=== STATED GOAL ===
Print the whole listing exactly.

= = = = =

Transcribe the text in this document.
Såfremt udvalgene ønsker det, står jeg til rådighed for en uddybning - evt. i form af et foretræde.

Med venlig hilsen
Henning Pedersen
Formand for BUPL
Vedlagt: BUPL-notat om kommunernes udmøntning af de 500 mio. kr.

= = = = =

=== RESPONSE ===
Transcribe the text in this document.
Såfremt udvalgene ønsker det, står jeg til rådighed for en uddybning - evt. i form af et foretræde.

Med venlig hilsen
Henning Pedersen
Formand for BUPL
Vedlagt: BUPL-notat om kommunernes udmøntning af de 500 mio. kr.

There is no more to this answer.